PROMPT: Pick up the dissenting opinion on interpreting the contract below, continuing it from the point where it stops.

GIVEN TEXT:
━━━━━━━━━━━━━━━━━━━━
Court Opinion

ID: 9679083
Source: CourtListenerOpinion
Date Created: 2023-08-24 06:40:24.957298+00
Date Added: 2024-06-11T18:17:09.653509
License: Public Domain

WELBORN, Commissioner
(dissenting).
I must respectfully dissent from the opinion of Judge HOUSER in this case. The trial court concluded that the contract should be interpreted to extend the rights of Interstate for a term which would include the time permitted for judicial review of the Interstate Commerce Commission’s order denying authority to transfer the rights. The trial court reached its conclusion on the basis of the testimony of the draftsman of the contract, the attorney for Interstate, that he intended to provide for judicial review. Judge HOUSER does not accept the trial court’s basis for interpretation of the contract, but reaches the same result, primarily on the theory that the existing law provided for judicial review of the order and that the parties to the contract must be presumed to have contracted with reference thereto.
The trial court undoubtedly applied an improper standard of interpretation when he relied on the statement of the draftsman, the representative of a party to the contract. The correct standard of interpretation is set out in § 230 of the Restatement of Contracts, p. 310, as follows:
“The standard of interpretation of an integration, except where it produces an ambiguous result, or is excluded by a rule of law establishing a definite meaning, is *948the meaning that would be attached to the integration by a reasonably intelligent person acquainted with all operative usages and knowing all the circumstances prior to and contemporaneous with the making of the integration, other than oral statements by the parties of what they intended it to mean.”
This standard would preclude reliance upon the statement of the draftsman as the basis for interpreting the agreement.
━━━━━━━━━━━━━━━━━━━━
RECORDS SUPPLIED:

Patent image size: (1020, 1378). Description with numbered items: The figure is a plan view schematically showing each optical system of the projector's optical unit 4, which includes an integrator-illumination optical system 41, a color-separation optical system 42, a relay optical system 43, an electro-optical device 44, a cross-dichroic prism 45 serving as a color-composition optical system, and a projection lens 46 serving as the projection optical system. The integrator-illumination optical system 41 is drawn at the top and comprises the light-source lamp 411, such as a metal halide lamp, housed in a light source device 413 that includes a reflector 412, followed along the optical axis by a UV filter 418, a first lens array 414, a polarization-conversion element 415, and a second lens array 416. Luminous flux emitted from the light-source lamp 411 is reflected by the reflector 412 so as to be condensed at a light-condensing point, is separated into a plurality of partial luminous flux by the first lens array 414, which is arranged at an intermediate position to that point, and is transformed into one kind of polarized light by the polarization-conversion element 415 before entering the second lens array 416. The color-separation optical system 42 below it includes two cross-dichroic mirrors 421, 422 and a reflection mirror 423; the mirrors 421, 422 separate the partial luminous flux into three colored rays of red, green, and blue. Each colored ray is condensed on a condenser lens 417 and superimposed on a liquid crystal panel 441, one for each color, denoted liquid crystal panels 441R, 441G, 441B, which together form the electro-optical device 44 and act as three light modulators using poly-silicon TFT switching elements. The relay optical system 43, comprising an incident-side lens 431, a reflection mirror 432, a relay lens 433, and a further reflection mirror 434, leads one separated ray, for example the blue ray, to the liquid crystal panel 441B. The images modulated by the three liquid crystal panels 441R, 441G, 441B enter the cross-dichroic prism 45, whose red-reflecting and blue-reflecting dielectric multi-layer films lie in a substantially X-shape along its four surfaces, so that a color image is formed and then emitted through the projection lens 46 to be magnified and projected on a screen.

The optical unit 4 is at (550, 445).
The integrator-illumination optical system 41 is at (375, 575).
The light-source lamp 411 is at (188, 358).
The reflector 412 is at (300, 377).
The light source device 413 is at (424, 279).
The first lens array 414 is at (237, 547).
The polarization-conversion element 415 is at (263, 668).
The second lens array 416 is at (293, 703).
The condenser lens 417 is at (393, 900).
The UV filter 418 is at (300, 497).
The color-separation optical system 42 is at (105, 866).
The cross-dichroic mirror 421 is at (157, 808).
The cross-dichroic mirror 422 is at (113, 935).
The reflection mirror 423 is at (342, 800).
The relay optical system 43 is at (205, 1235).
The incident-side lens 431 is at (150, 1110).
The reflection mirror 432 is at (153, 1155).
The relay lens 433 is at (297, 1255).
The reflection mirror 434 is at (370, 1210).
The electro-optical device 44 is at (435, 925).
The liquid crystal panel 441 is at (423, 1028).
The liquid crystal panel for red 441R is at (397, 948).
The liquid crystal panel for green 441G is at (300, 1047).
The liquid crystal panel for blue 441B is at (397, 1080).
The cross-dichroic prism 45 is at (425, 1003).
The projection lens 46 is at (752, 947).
━━━━━━━━━━━━━━━━━━━━
OUTPUT OF THE EXERCISE:
The rule relied upon by Judge HOUSER is of limited value in this case. Corbin rejects such a rule as a rule of interpretation for contracts. As he points out: “ * * * [A] fter the terms of a contract have been interpreted, its legal operation can be determined only with due reference to all applicable constitutions, statutes and doctrines of the common law; but this is not a rule of Interpretation and the statutes and rules of law are certainly not incorporated into the contract.” 3 Corbin on Contracts, § SSI, p. 197. None of the cases cited in the opinion actually employed this rule in the interpretation of a written contract. The case of Connecticut Mutual Life Ins. Co. v. Cushman, 108 U.S. 51, 65, 2 S.Ct. 236, 245, 27 L.Ed. 648, cited in the opinion, states: “The laws with reference to which the parties must be assumed to have contracted * * * were those which in their direct or necessary legal operation controlled or affected the obligations of such contract.” See Emerson v. Treadway, Mo. App., 270 S.W.2d 614, 623 [23, 24], Here, the parties were free to contract as they saw fit as to when the rights and obligations under the contract should terminate. Interstate’s counsel acknowledged that the phrase “final order” might refer either to “administrative finality” or what he referred to as “constitutional finality,” involving the right of judicial review. The problem is one of interpretation in the light of this admitted ambiguity.
In my opinion, the standard of interpretation quoted above from the Restatement must be applied. Considering the language of the agreement in the light of the relevant surrounding circumstances, I am of the opinion that the proper interpretation of the contract is that the rights of the parties thereunder were to terminate 90 days after the Interstate Commerce Commission’s order became final, within the meaning of the statutes and rules governing the action of that agency.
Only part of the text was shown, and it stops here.